◆ **Requirement**: Look through the data below. Pick out the lines holding the string "Equation".

◆ **Material provided**:
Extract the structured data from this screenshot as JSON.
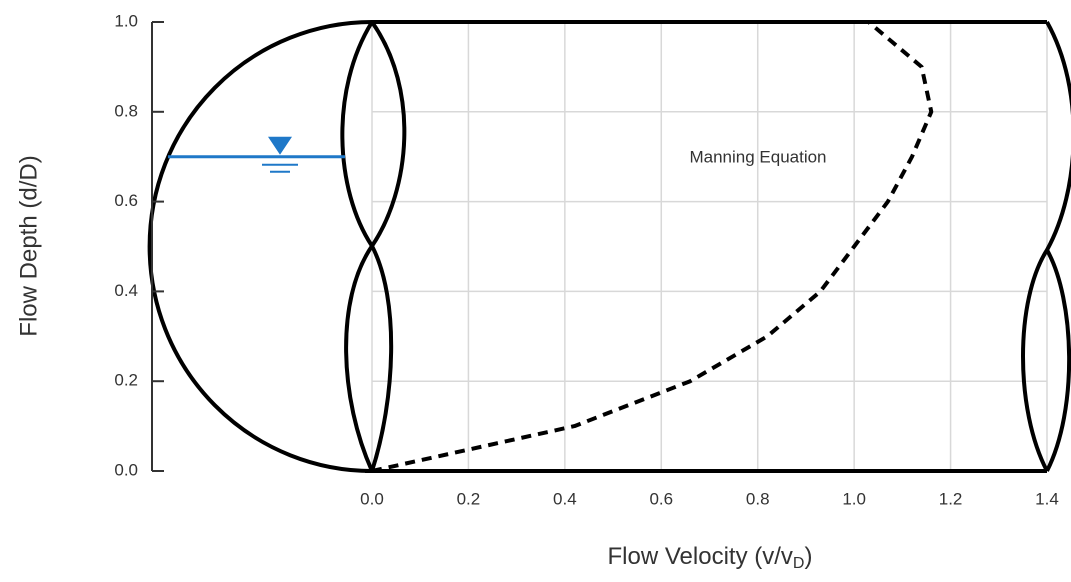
{
  "chart_data": {
    "type": "line",
    "annotation": "Manning Equation",
    "x_label": "Flow Velocity (v/v",
    "x_label_sub": "D",
    "x_label_end": ")",
    "y_label": "Flow Depth (d/D)",
    "series": [
      {
        "name": "Manning Equation",
        "color": "#000000",
        "style": "dashed",
        "x": [
          0,
          0.42,
          0.66,
          0.82,
          0.93,
          1.0,
          1.07,
          1.12,
          1.16,
          1.14,
          1.03
        ],
        "values": [
          0,
          0.1,
          0.2,
          0.3,
          0.4,
          0.5,
          0.6,
          0.7,
          0.8,
          0.9,
          1.0
        ]
      }
    ],
    "water_level": 0.7,
    "xlim": [
      0,
      1.4
    ],
    "ylim": [
      0,
      1.0
    ],
    "xticks": [
      {
        "value": 0,
        "label": "0.0"
      },
      {
        "value": 0.2,
        "label": "0.2"
      },
      {
        "value": 0.4,
        "label": "0.4"
      },
      {
        "value": 0.6,
        "label": "0.6"
      },
      {
        "value": 0.8,
        "label": "0.8"
      },
      {
        "value": 1.0,
        "label": "1.0"
      },
      {
        "value": 1.2,
        "label": "1.2"
      },
      {
        "value": 1.4,
        "label": "1.4"
      }
    ],
    "yticks": [
      {
        "value": 0,
        "label": "0.0"
      },
      {
        "value": 0.2,
        "label": "0.2"
      },
      {
        "value": 0.4,
        "label": "0.4"
      },
      {
        "value": 0.6,
        "label": "0.6"
      },
      {
        "value": 0.8,
        "label": "0.8"
      },
      {
        "value": 1.0,
        "label": "1.0"
      }
    ],
    "grid": true
  }
}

◆ **Answer to the exercise**:
    "annotation": "Manning Equation",
        "name": "Manning Equation",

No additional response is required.